== Raw records

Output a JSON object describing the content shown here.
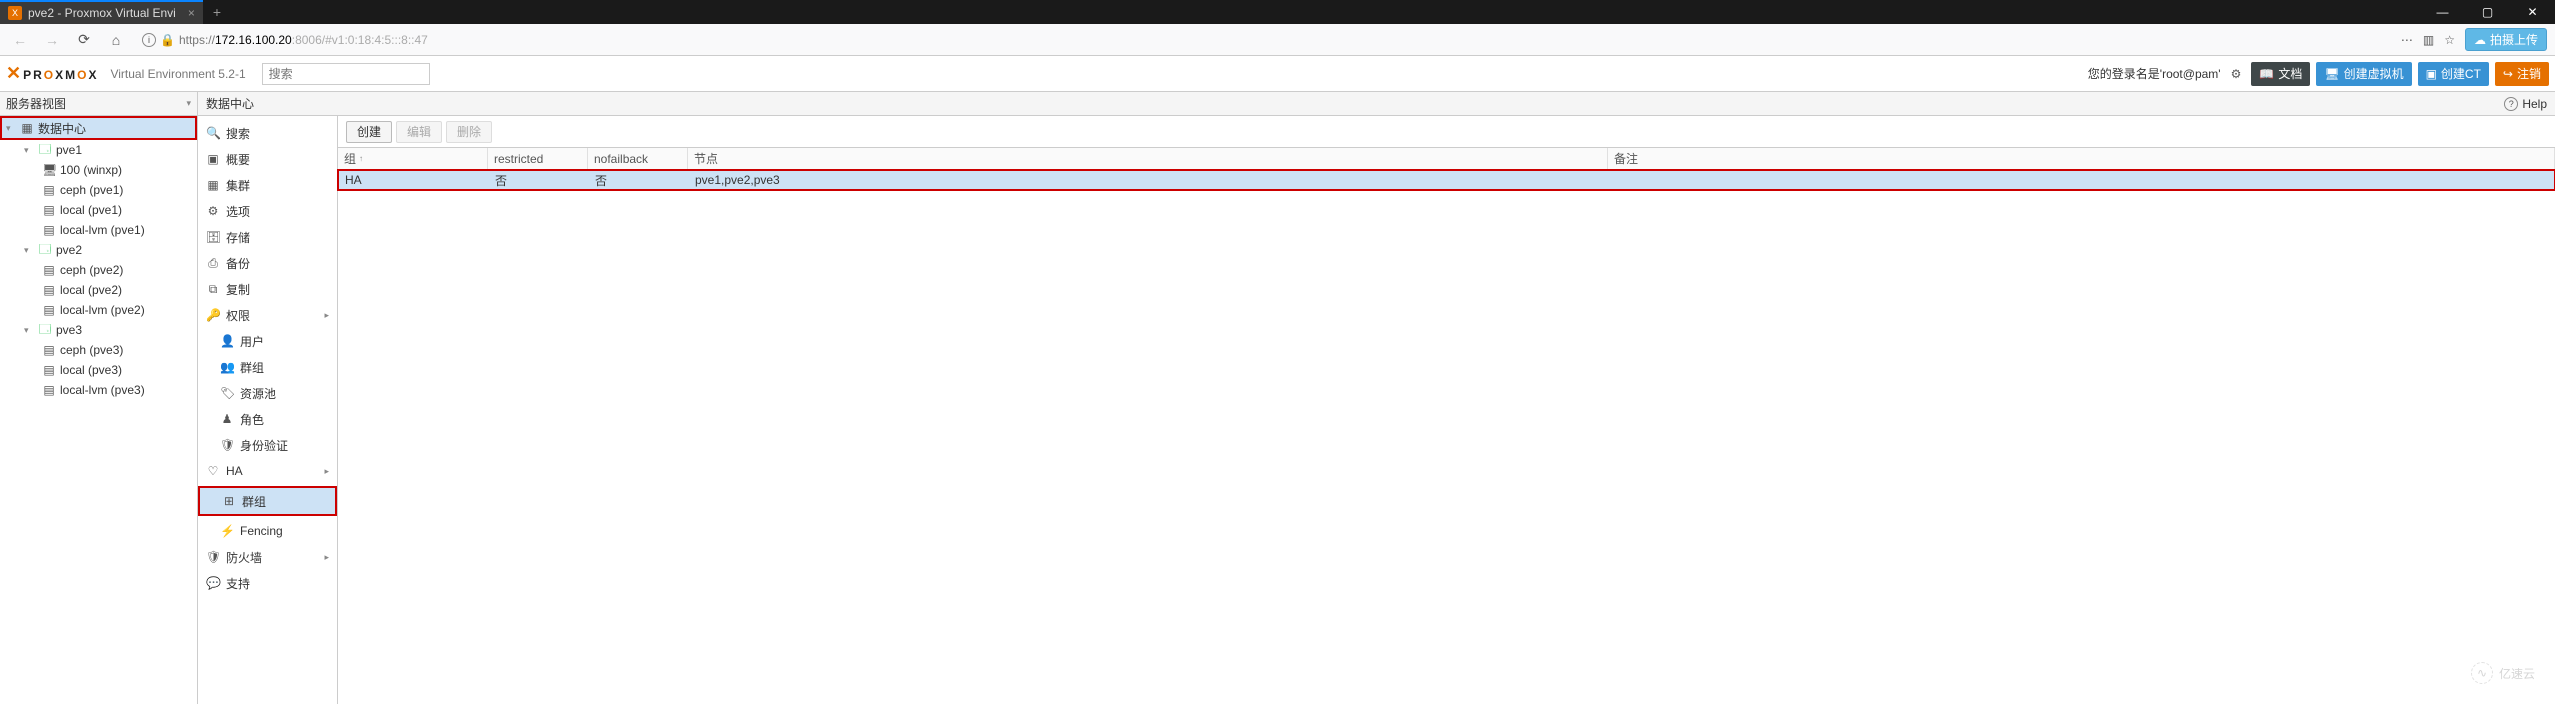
{
  "browser": {
    "tab_title": "pve2 - Proxmox Virtual Envi",
    "new_tab_glyph": "+",
    "tab_close": "×",
    "nav": {
      "back": "←",
      "forward": "→",
      "reload": "⟳",
      "home": "⌂"
    },
    "url_lock": "🔒",
    "url_https": "https://",
    "url_host": "172.16.100.20",
    "url_port_path": ":8006/#v1:0:18:4:5:::8::47",
    "menu": "⋯",
    "library": "▥",
    "bookmark": "☆",
    "upload_label": "拍摄上传"
  },
  "header": {
    "logo_mark": "✕",
    "logo_P": "PR",
    "logo_O1": "O",
    "logo_X": "XM",
    "logo_O2": "O",
    "logo_X2": "X",
    "version": "Virtual Environment 5.2-1",
    "search_placeholder": "搜索",
    "login": "您的登录名是'root@pam'",
    "gear": "⚙",
    "docs": "文档",
    "create_vm": "创建虚拟机",
    "create_ct": "创建CT",
    "logout": "注销"
  },
  "tree": {
    "header": "服务器视图",
    "datacenter": "数据中心",
    "nodes": [
      {
        "name": "pve1",
        "children": [
          {
            "icon": "🖥",
            "label": "100 (winxp)"
          },
          {
            "icon": "▤",
            "label": "ceph (pve1)"
          },
          {
            "icon": "▤",
            "label": "local (pve1)"
          },
          {
            "icon": "▤",
            "label": "local-lvm (pve1)"
          }
        ]
      },
      {
        "name": "pve2",
        "children": [
          {
            "icon": "▤",
            "label": "ceph (pve2)"
          },
          {
            "icon": "▤",
            "label": "local (pve2)"
          },
          {
            "icon": "▤",
            "label": "local-lvm (pve2)"
          }
        ]
      },
      {
        "name": "pve3",
        "children": [
          {
            "icon": "▤",
            "label": "ceph (pve3)"
          },
          {
            "icon": "▤",
            "label": "local (pve3)"
          },
          {
            "icon": "▤",
            "label": "local-lvm (pve3)"
          }
        ]
      }
    ]
  },
  "content": {
    "header": "数据中心",
    "help": "Help"
  },
  "sidemenu": {
    "items": [
      {
        "icon": "🔍",
        "label": "搜索"
      },
      {
        "icon": "▣",
        "label": "概要"
      },
      {
        "icon": "▦",
        "label": "集群"
      },
      {
        "icon": "⚙",
        "label": "选项"
      },
      {
        "icon": "🗄",
        "label": "存储"
      },
      {
        "icon": "⎙",
        "label": "备份"
      },
      {
        "icon": "⧉",
        "label": "复制"
      },
      {
        "icon": "🔑",
        "label": "权限",
        "expandable": true,
        "expanded": true,
        "subs": [
          {
            "icon": "👤",
            "label": "用户"
          },
          {
            "icon": "👥",
            "label": "群组"
          },
          {
            "icon": "🏷",
            "label": "资源池"
          },
          {
            "icon": "♟",
            "label": "角色"
          },
          {
            "icon": "🛡",
            "label": "身份验证"
          }
        ]
      },
      {
        "icon": "♡",
        "label": "HA",
        "expandable": true,
        "expanded": true,
        "subs": [
          {
            "icon": "⊞",
            "label": "群组",
            "selected": true
          },
          {
            "icon": "⚡",
            "label": "Fencing"
          }
        ]
      },
      {
        "icon": "🛡",
        "label": "防火墙",
        "expandable": true
      },
      {
        "icon": "💬",
        "label": "支持"
      }
    ]
  },
  "grid": {
    "toolbar": {
      "create": "创建",
      "edit": "编辑",
      "remove": "删除"
    },
    "columns": {
      "group": "组",
      "restricted": "restricted",
      "nofailback": "nofailback",
      "nodes": "节点",
      "comment": "备注"
    },
    "row": {
      "group": "HA",
      "restricted": "否",
      "nofailback": "否",
      "nodes": "pve1,pve2,pve3",
      "comment": ""
    }
  },
  "watermark": "亿速云"
}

====

Task brief: Repeat every record above exactly, but leave out any pictures.

Complete answer:
Output a JSON object describing the content shown here.
{
  "browser": {
    "tab_title": "pve2 - Proxmox Virtual Envi",
    "new_tab_glyph": "+",
    "tab_close": "×",
    "nav": {
      "back": "←",
      "forward": "→",
      "reload": "⟳",
      "home": "⌂"
    },
    "url_lock": "🔒",
    "url_https": "https://",
    "url_host": "172.16.100.20",
    "url_port_path": ":8006/#v1:0:18:4:5:::8::47",
    "menu": "⋯",
    "library": "▥",
    "bookmark": "☆",
    "upload_label": "拍摄上传"
  },
  "header": {
    "logo_mark": "✕",
    "logo_P": "PR",
    "logo_O1": "O",
    "logo_X": "XM",
    "logo_O2": "O",
    "logo_X2": "X",
    "version": "Virtual Environment 5.2-1",
    "search_placeholder": "搜索",
    "login": "您的登录名是'root@pam'",
    "gear": "⚙",
    "docs": "文档",
    "create_vm": "创建虚拟机",
    "create_ct": "创建CT",
    "logout": "注销"
  },
  "tree": {
    "header": "服务器视图",
    "datacenter": "数据中心",
    "nodes": [
      {
        "name": "pve1",
        "children": [
          {
            "icon": "🖥",
            "label": "100 (winxp)"
          },
          {
            "icon": "▤",
            "label": "ceph (pve1)"
          },
          {
            "icon": "▤",
            "label": "local (pve1)"
          },
          {
            "icon": "▤",
            "label": "local-lvm (pve1)"
          }
        ]
      },
      {
        "name": "pve2",
        "children": [
          {
            "icon": "▤",
            "label": "ceph (pve2)"
          },
          {
            "icon": "▤",
            "label": "local (pve2)"
          },
          {
            "icon": "▤",
            "label": "local-lvm (pve2)"
          }
        ]
      },
      {
        "name": "pve3",
        "children": [
          {
            "icon": "▤",
            "label": "ceph (pve3)"
          },
          {
            "icon": "▤",
            "label": "local (pve3)"
          },
          {
            "icon": "▤",
            "label": "local-lvm (pve3)"
          }
        ]
      }
    ]
  },
  "content": {
    "header": "数据中心",
    "help": "Help"
  },
  "sidemenu": {
    "items": [
      {
        "icon": "🔍",
        "label": "搜索"
      },
      {
        "icon": "▣",
        "label": "概要"
      },
      {
        "icon": "▦",
        "label": "集群"
      },
      {
        "icon": "⚙",
        "label": "选项"
      },
      {
        "icon": "🗄",
        "label": "存储"
      },
      {
        "icon": "⎙",
        "label": "备份"
      },
      {
        "icon": "⧉",
        "label": "复制"
      },
      {
        "icon": "🔑",
        "label": "权限",
        "expandable": true,
        "expanded": true,
        "subs": [
          {
            "icon": "👤",
            "label": "用户"
          },
          {
            "icon": "👥",
            "label": "群组"
          },
          {
            "icon": "🏷",
            "label": "资源池"
          },
          {
            "icon": "♟",
            "label": "角色"
          },
          {
            "icon": "🛡",
            "label": "身份验证"
          }
        ]
      },
      {
        "icon": "♡",
        "label": "HA",
        "expandable": true,
        "expanded": true,
        "subs": [
          {
            "icon": "⊞",
            "label": "群组",
            "selected": true
          },
          {
            "icon": "⚡",
            "label": "Fencing"
          }
        ]
      },
      {
        "icon": "🛡",
        "label": "防火墙",
        "expandable": true
      },
      {
        "icon": "💬",
        "label": "支持"
      }
    ]
  },
  "grid": {
    "toolbar": {
      "create": "创建",
      "edit": "编辑",
      "remove": "删除"
    },
    "columns": {
      "group": "组",
      "restricted": "restricted",
      "nofailback": "nofailback",
      "nodes": "节点",
      "comment": "备注"
    },
    "row": {
      "group": "HA",
      "restricted": "否",
      "nofailback": "否",
      "nodes": "pve1,pve2,pve3",
      "comment": ""
    }
  },
  "watermark": "亿速云"
}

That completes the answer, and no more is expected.